**DIRECTION:** Gather up the lines with the word "datasets" in them.

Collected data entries
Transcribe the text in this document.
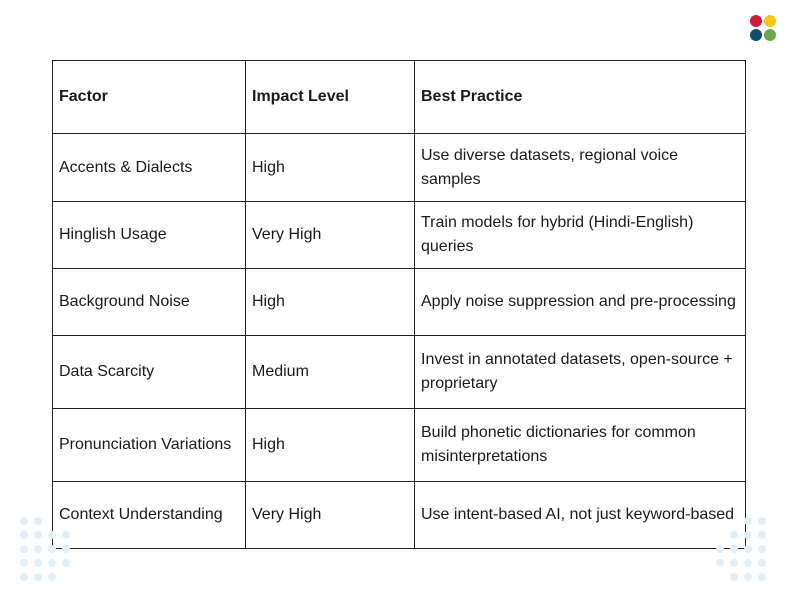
Factor	Impact Level	Best Practice
Accents & Dialects	High	Use diverse datasets, regional voice samples
Hinglish Usage	Very High	Train models for hybrid (Hindi-English) queries
Background Noise	High	Apply noise suppression and pre-processing
Data Scarcity	Medium	Invest in annotated datasets, open-source + proprietary
Pronunciation Variations	High	Build phonetic dictionaries for common misinterpretations
Context Understanding	Very High	Use intent-based AI, not just keyword-based
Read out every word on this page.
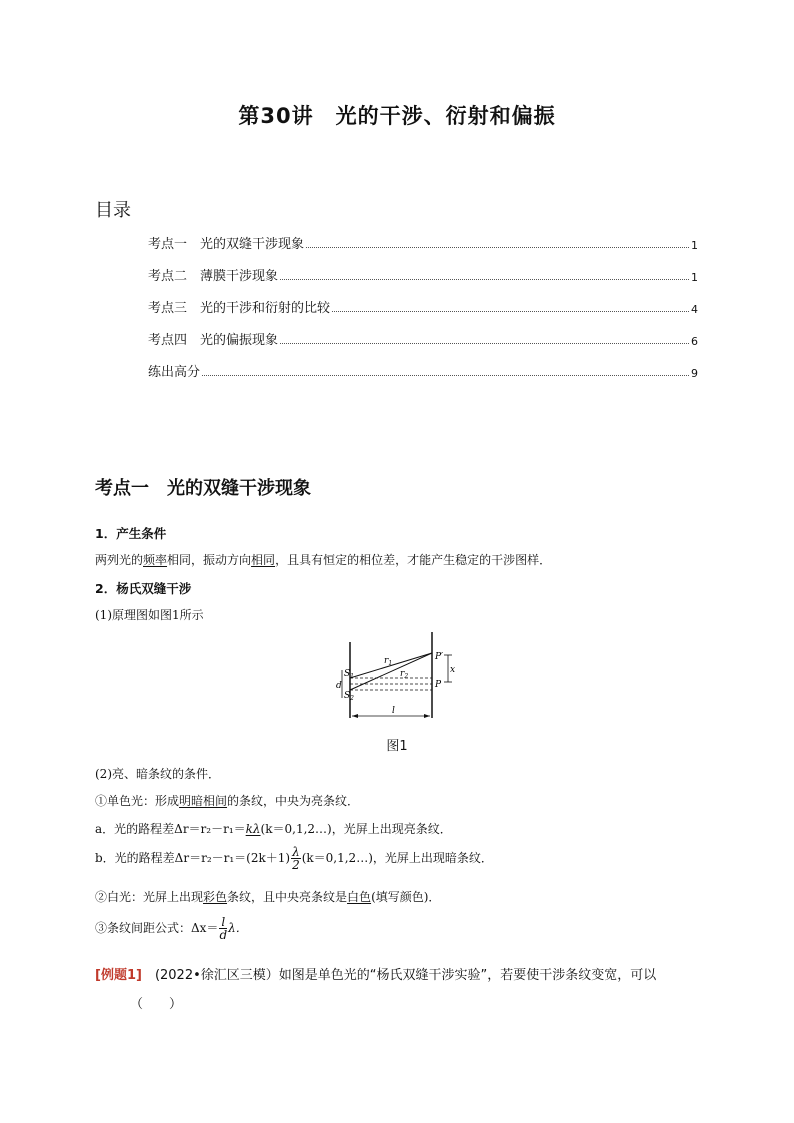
第30讲　光的干涉、衍射和偏振
目录
考点一　光的双缝干涉现象	1
考点二　薄膜干涉现象	1
考点三　光的干涉和衍射的比较	4
考点四　光的偏振现象	6
练出高分	9
考点一　光的双缝干涉现象
1．产生条件
两列光的频率相同，振动方向相同，且具有恒定的相位差，才能产生稳定的干涉图样．
2．杨氏双缝干涉
(1)原理图如图1所示
$S_1$
d
$S_2$
$r_1$
$r_2$
P′
P
x
l
图1
(2)亮、暗条纹的条件．
①单色光：形成明暗相间的条纹，中央为亮条纹．
a．光的路程差Δr＝r₂－r₁＝kλ(k＝0,1,2…)，光屏上出现亮条纹．
b．光的路程差$\Delta r=r_2-r_1=(2k+1) \frac{\lambda}{2}$ (k＝0,1,2…)，光屏上出现暗条纹．
②白光：光屏上出现彩色条纹，且中央亮条纹是白色(填写颜色)．
③条纹间距公式：$\Delta x= \frac{l}{d}$ λ．
[例题1]　(2022•徐汇区三模）如图是单色光的“杨氏双缝干涉实验”，若要使干涉条纹变宽，可以
（　　）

**RESULT OF THIS EXERCISE:**
Accents & Dialects	High	Use diverse datasets, regional voice samples
Data Scarcity	Medium	Invest in annotated datasets, open-source + proprietary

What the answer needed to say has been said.